**WHAT IS NEEDED**
Every entry must be copied word for word.
**** INFORMATION SUPPLIED
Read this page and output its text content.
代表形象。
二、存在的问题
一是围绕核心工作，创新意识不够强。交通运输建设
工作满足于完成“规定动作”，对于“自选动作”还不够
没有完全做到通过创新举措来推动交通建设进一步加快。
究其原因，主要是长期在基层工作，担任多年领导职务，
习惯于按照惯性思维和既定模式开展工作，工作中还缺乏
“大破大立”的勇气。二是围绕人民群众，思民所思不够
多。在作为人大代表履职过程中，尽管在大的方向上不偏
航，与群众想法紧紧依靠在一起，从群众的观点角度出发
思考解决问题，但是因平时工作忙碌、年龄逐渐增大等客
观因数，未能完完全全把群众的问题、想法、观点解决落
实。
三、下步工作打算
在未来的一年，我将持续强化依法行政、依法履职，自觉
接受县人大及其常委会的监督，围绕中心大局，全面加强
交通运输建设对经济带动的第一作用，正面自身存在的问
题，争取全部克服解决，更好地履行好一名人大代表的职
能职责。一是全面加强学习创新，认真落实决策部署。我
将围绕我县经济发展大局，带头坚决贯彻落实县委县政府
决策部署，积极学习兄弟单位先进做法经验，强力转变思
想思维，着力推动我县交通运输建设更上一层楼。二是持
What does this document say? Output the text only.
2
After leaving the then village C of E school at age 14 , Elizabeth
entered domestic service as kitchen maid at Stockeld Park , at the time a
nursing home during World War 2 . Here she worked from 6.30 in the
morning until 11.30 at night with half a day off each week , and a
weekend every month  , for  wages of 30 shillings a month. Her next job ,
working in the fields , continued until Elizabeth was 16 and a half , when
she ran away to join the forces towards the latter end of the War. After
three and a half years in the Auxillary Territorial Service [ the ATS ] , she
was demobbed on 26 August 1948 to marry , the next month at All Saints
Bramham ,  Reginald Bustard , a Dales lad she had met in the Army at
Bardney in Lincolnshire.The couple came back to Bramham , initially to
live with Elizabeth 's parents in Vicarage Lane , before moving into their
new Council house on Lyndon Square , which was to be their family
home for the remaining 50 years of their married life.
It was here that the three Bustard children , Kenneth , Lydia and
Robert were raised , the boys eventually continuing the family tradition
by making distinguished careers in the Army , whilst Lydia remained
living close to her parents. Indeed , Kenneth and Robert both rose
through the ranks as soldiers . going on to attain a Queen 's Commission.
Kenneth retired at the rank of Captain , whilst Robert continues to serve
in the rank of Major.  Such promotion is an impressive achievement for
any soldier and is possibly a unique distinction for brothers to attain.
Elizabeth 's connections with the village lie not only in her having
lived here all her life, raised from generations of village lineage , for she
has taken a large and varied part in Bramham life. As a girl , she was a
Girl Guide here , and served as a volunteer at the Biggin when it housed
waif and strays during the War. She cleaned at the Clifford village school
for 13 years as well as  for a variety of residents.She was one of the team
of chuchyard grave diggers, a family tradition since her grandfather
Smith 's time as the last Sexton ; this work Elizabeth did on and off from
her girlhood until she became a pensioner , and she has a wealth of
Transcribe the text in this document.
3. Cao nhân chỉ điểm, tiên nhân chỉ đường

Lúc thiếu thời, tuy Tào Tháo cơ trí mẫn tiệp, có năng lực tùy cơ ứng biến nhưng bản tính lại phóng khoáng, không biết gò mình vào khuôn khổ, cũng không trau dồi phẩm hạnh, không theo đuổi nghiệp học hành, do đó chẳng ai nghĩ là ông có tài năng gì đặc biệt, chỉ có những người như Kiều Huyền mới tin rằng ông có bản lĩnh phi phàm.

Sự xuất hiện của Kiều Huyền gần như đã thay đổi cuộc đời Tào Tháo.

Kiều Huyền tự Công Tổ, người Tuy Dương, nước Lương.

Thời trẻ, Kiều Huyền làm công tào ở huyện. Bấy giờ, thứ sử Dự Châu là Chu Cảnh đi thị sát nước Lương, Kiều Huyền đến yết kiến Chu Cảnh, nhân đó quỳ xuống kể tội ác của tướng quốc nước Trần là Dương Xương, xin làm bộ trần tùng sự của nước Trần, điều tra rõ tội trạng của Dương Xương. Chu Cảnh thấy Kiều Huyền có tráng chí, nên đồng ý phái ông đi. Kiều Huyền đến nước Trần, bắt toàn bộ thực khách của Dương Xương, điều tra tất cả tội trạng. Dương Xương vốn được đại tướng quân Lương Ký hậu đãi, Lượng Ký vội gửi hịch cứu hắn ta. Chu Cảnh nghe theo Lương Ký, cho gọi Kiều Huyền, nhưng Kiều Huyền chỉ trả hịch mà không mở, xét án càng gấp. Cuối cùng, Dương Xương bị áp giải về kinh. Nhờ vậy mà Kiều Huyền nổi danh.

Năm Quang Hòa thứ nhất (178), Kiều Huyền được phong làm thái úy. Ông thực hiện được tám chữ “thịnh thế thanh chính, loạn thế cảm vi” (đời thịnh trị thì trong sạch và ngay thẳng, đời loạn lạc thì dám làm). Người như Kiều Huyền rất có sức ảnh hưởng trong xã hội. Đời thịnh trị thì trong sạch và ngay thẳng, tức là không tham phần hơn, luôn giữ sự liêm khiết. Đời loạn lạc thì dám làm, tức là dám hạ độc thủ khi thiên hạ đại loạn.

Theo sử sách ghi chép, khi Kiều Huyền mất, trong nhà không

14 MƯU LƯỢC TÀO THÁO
********
**THE OUTPUT**
Read this page and output its text content.
代表形象。
二、存在的问题
一是围绕核心工作，创新意识不够强。交通运输建设
工作满足于完成“规定动作”，对于“自选动作”还不够
没有完全做到通过创新举措来推动交通建设进一步加快。
究其原因，主要是长期在基层工作，担任多年领导职务，
习惯于按照惯性思维和既定模式开展工作，工作中还缺乏
“大破大立”的勇气。二是围绕人民群众，思民所思不够
多。在作为人大代表履职过程中，尽管在大的方向上不偏
航，与群众想法紧紧依靠在一起，从群众的观点角度出发
思考解决问题，但是因平时工作忙碌、年龄逐渐增大等客
观因数，未能完完全全把群众的问题、想法、观点解决落
实。
三、下步工作打算
在未来的一年，我将持续强化依法行政、依法履职，自觉
接受县人大及其常委会的监督，围绕中心大局，全面加强
交通运输建设对经济带动的第一作用，正面自身存在的问
题，争取全部克服解决，更好地履行好一名人大代表的职
能职责。一是全面加强学习创新，认真落实决策部署。我
将围绕我县经济发展大局，带头坚决贯彻落实县委县政府
决策部署，积极学习兄弟单位先进做法经验，强力转变思
想思维，着力推动我县交通运输建设更上一层楼。二是持
What does this document say? Output the text only.
2
After leaving the then village C of E school at age 14 , Elizabeth
entered domestic service as kitchen maid at Stockeld Park , at the time a
nursing home during World War 2 . Here she worked from 6.30 in the
morning until 11.30 at night with half a day off each week , and a
weekend every month  , for  wages of 30 shillings a month. Her next job ,
working in the fields , continued until Elizabeth was 16 and a half , when
she ran away to join the forces towards the latter end of the War. After
three and a half years in the Auxillary Territorial Service [ the ATS ] , she
was demobbed on 26 August 1948 to marry , the next month at All Saints
Bramham ,  Reginald Bustard , a Dales lad she had met in the Army at
Bardney in Lincolnshire.The couple came back to Bramham , initially to
live with Elizabeth 's parents in Vicarage Lane , before moving into their
new Council house on Lyndon Square , which was to be their family
home for the remaining 50 years of their married life.
It was here that the three Bustard children , Kenneth , Lydia and
Robert were raised , the boys eventually continuing the family tradition
by making distinguished careers in the Army , whilst Lydia remained
living close to her parents. Indeed , Kenneth and Robert both rose
through the ranks as soldiers . going on to attain a Queen 's Commission.
Kenneth retired at the rank of Captain , whilst Robert continues to serve
in the rank of Major.  Such promotion is an impressive achievement for
any soldier and is possibly a unique distinction for brothers to attain.
Elizabeth 's connections with the village lie not only in her having
lived here all her life, raised from generations of village lineage , for she
has taken a large and varied part in Bramham life. As a girl , she was a
Girl Guide here , and served as a volunteer at the Biggin when it housed
waif and strays during the War. She cleaned at the Clifford village school
for 13 years as well as  for a variety of residents.She was one of the team
of chuchyard grave diggers, a family tradition since her grandfather
Smith 's time as the last Sexton ; this work Elizabeth did on and off from
her girlhood until she became a pensioner , and she has a wealth of
Transcribe the text in this document.
3. Cao nhân chỉ điểm, tiên nhân chỉ đường

Lúc thiếu thời, tuy Tào Tháo cơ trí mẫn tiệp, có năng lực tùy cơ ứng biến nhưng bản tính lại phóng khoáng, không biết gò mình vào khuôn khổ, cũng không trau dồi phẩm hạnh, không theo đuổi nghiệp học hành, do đó chẳng ai nghĩ là ông có tài năng gì đặc biệt, chỉ có những người như Kiều Huyền mới tin rằng ông có bản lĩnh phi phàm.

Sự xuất hiện của Kiều Huyền gần như đã thay đổi cuộc đời Tào Tháo.

Kiều Huyền tự Công Tổ, người Tuy Dương, nước Lương.

Thời trẻ, Kiều Huyền làm công tào ở huyện. Bấy giờ, thứ sử Dự Châu là Chu Cảnh đi thị sát nước Lương, Kiều Huyền đến yết kiến Chu Cảnh, nhân đó quỳ xuống kể tội ác của tướng quốc nước Trần là Dương Xương, xin làm bộ trần tùng sự của nước Trần, điều tra rõ tội trạng của Dương Xương. Chu Cảnh thấy Kiều Huyền có tráng chí, nên đồng ý phái ông đi. Kiều Huyền đến nước Trần, bắt toàn bộ thực khách của Dương Xương, điều tra tất cả tội trạng. Dương Xương vốn được đại tướng quân Lương Ký hậu đãi, Lượng Ký vội gửi hịch cứu hắn ta. Chu Cảnh nghe theo Lương Ký, cho gọi Kiều Huyền, nhưng Kiều Huyền chỉ trả hịch mà không mở, xét án càng gấp. Cuối cùng, Dương Xương bị áp giải về kinh. Nhờ vậy mà Kiều Huyền nổi danh.

Năm Quang Hòa thứ nhất (178), Kiều Huyền được phong làm thái úy. Ông thực hiện được tám chữ “thịnh thế thanh chính, loạn thế cảm vi” (đời thịnh trị thì trong sạch và ngay thẳng, đời loạn lạc thì dám làm). Người như Kiều Huyền rất có sức ảnh hưởng trong xã hội. Đời thịnh trị thì trong sạch và ngay thẳng, tức là không tham phần hơn, luôn giữ sự liêm khiết. Đời loạn lạc thì dám làm, tức là dám hạ độc thủ khi thiên hạ đại loạn.

Theo sử sách ghi chép, khi Kiều Huyền mất, trong nhà không

14 MƯU LƯỢC TÀO THÁO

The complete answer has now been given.